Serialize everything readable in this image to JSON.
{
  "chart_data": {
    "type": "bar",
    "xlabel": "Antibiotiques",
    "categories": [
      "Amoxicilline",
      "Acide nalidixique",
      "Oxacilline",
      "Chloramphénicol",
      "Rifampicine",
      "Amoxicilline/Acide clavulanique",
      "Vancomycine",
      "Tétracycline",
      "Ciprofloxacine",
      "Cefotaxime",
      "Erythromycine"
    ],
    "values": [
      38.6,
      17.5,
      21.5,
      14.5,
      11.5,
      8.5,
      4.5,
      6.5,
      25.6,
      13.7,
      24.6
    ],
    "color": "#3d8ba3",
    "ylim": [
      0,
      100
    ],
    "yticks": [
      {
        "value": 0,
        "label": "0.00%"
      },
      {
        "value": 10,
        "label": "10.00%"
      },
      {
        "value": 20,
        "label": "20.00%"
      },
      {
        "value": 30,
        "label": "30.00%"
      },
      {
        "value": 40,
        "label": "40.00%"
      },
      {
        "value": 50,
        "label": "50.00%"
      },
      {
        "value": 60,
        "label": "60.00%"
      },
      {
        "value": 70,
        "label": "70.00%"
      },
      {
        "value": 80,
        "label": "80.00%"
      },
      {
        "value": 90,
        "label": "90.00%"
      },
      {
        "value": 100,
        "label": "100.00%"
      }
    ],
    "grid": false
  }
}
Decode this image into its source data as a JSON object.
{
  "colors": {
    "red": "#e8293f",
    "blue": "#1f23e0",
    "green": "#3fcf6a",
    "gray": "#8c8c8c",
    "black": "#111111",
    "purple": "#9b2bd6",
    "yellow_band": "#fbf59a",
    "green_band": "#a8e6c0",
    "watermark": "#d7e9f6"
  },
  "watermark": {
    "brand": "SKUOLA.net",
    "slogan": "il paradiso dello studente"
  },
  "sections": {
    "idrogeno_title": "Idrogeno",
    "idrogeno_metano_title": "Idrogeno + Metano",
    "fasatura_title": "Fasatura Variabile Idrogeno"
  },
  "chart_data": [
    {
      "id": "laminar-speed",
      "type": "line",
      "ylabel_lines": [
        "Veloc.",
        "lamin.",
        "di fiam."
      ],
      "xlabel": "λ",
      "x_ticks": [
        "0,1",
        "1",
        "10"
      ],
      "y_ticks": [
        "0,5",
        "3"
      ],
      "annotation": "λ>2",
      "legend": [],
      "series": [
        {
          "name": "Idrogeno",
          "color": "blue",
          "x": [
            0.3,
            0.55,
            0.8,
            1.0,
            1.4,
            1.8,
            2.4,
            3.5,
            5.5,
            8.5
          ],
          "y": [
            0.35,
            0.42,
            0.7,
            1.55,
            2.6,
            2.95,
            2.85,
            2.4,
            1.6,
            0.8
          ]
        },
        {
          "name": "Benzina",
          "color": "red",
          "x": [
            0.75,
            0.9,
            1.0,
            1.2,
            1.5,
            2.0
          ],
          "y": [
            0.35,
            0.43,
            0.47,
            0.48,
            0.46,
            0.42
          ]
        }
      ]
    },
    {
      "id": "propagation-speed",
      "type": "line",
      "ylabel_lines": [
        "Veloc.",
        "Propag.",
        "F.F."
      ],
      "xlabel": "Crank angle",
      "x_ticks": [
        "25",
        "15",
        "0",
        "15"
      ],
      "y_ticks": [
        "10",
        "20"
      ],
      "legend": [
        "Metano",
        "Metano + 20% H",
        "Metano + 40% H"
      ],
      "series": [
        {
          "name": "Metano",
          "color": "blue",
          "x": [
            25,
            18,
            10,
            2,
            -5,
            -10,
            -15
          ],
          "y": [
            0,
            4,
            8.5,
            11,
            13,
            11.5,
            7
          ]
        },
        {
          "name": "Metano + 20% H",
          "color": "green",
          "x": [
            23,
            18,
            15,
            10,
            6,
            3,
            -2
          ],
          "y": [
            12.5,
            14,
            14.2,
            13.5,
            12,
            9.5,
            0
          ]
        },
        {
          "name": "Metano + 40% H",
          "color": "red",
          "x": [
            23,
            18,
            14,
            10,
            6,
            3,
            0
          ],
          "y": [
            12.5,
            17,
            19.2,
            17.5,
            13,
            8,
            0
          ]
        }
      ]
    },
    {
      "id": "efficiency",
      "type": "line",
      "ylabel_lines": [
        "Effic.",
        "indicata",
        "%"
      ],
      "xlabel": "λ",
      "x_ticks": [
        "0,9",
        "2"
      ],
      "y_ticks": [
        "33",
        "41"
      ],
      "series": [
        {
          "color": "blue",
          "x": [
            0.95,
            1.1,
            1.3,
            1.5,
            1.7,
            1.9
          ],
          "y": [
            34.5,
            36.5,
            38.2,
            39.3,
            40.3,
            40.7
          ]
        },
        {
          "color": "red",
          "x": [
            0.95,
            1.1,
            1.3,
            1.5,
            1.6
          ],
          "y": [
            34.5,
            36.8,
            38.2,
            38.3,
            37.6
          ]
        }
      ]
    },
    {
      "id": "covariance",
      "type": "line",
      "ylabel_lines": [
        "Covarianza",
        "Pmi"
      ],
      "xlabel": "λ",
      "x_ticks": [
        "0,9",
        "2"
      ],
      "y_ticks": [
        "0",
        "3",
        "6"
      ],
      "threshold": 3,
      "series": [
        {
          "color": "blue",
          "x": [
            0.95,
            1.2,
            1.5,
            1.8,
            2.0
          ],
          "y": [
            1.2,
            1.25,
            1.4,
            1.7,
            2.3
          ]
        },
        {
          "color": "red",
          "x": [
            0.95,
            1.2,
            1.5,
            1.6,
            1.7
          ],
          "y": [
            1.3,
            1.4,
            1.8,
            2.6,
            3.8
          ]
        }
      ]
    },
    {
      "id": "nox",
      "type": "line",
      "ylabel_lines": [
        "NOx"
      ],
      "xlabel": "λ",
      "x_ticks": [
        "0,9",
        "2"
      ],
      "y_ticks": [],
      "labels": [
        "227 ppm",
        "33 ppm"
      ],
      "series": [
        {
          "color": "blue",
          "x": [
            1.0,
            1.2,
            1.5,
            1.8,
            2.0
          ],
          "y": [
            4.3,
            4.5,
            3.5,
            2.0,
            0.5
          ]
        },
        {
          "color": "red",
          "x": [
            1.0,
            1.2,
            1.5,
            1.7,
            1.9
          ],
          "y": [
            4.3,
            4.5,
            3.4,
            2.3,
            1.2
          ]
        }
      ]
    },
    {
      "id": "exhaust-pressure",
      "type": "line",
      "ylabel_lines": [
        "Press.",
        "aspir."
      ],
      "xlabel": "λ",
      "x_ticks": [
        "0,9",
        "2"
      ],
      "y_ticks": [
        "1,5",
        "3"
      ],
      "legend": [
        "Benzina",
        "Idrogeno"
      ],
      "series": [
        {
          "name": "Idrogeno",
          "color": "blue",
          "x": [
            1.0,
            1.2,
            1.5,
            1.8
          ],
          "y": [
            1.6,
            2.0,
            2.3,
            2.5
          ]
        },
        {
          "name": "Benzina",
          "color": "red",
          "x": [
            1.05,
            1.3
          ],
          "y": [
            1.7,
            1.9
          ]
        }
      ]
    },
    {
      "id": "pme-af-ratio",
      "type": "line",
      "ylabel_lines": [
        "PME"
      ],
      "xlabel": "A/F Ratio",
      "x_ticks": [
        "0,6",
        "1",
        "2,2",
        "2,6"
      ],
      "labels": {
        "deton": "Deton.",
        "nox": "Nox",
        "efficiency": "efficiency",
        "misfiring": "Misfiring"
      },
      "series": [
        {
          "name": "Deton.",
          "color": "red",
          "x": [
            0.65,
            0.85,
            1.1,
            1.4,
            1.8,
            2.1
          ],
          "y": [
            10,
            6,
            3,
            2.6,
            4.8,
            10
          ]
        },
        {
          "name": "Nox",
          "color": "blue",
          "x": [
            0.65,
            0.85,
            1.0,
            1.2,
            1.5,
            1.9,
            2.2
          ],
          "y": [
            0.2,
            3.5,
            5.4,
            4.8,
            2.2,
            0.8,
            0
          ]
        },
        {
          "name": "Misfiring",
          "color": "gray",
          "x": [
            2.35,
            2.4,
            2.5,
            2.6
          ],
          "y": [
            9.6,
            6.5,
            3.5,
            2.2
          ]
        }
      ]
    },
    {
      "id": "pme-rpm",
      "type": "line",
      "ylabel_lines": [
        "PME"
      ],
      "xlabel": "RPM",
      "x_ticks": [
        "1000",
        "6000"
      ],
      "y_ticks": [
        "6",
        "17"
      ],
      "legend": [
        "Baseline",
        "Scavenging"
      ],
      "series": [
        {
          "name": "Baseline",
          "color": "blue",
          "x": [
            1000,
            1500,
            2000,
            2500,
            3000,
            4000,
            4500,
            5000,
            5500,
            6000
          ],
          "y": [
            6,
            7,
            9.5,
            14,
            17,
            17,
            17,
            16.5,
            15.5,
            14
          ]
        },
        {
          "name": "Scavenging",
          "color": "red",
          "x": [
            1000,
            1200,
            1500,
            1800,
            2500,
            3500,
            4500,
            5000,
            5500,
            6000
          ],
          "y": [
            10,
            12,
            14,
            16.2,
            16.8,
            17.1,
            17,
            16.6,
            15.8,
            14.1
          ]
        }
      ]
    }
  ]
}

+++++

### Work to complete
Copy out each line in the listing that has the word "name".

### Answer
          "name": "Idrogeno",
          "name": "Benzina",
          "name": "Metano",
          "name": "Metano + 20% H",
          "name": "Metano + 40% H",
          "name": "Idrogeno",
          "name": "Benzina",
          "name": "Deton.",
          "name": "Nox",
          "name": "Misfiring",
          "name": "Baseline",
          "name": "Scavenging",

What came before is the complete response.